## Stated exercise:
Transcribe the material verbatim in full; the pictures do not belong in the copy.
──────── Data for processing
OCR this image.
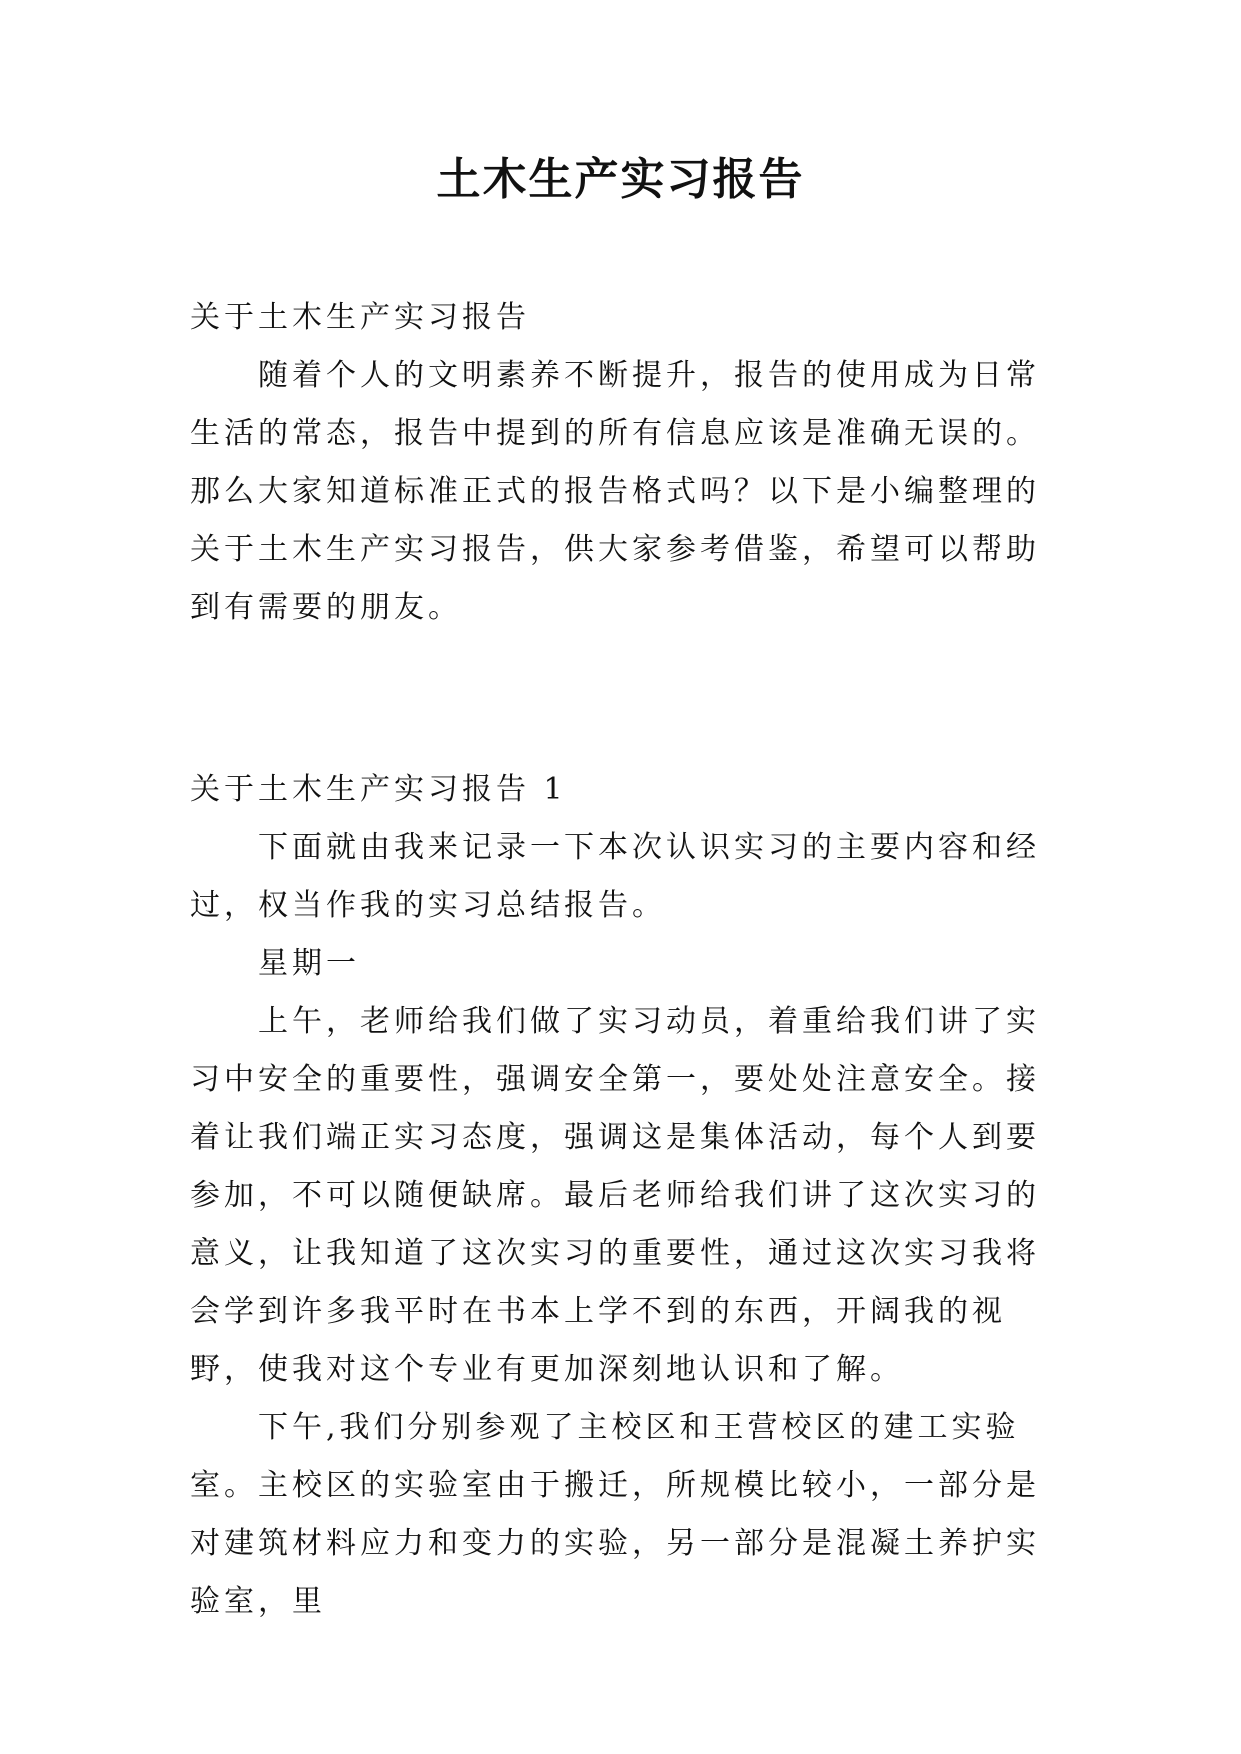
土木生产实习报告

关于土木生产实习报告

随着个人的文明素养不断提升，报告的使用成为日常生活的常态，报告中提到的所有信息应该是准确无误的。那么大家知道标准正式的报告格式吗？以下是小编整理的关于土木生产实习报告，供大家参考借鉴，希望可以帮助到有需要的朋友。

关于土木生产实习报告 1

下面就由我来记录一下本次认识实习的主要内容和经过，权当作我的实习总结报告。

星期一

上午，老师给我们做了实习动员，着重给我们讲了实习中安全的重要性，强调安全第一，要处处注意安全。接着让我们端正实习态度，强调这是集体活动，每个人到要参加，不可以随便缺席。最后老师给我们讲了这次实习的意义，让我知道了这次实习的重要性，通过这次实习我将会学到许多我平时在书本上学不到的东西，开阔我的视野，使我对这个专业有更加深刻地认识和了解。

下午,我们分别参观了主校区和王营校区的建工实验室。主校区的实验室由于搬迁，所规模比较小，一部分是对建筑材料应力和变力的实验，另一部分是混凝土养护实验室，里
────────────────
## Written solution:
OCR this image.
土木生产实习报告

关于土木生产实习报告

随着个人的文明素养不断提升，报告的使用成为日常生活的常态，报告中提到的所有信息应该是准确无误的。那么大家知道标准正式的报告格式吗？以下是小编整理的关于土木生产实习报告，供大家参考借鉴，希望可以帮助到有需要的朋友。

关于土木生产实习报告 1

下面就由我来记录一下本次认识实习的主要内容和经过，权当作我的实习总结报告。

星期一

上午，老师给我们做了实习动员，着重给我们讲了实习中安全的重要性，强调安全第一，要处处注意安全。接着让我们端正实习态度，强调这是集体活动，每个人到要参加，不可以随便缺席。最后老师给我们讲了这次实习的意义，让我知道了这次实习的重要性，通过这次实习我将会学到许多我平时在书本上学不到的东西，开阔我的视野，使我对这个专业有更加深刻地认识和了解。

下午,我们分别参观了主校区和王营校区的建工实验室。主校区的实验室由于搬迁，所规模比较小，一部分是对建筑材料应力和变力的实验，另一部分是混凝土养护实验室，里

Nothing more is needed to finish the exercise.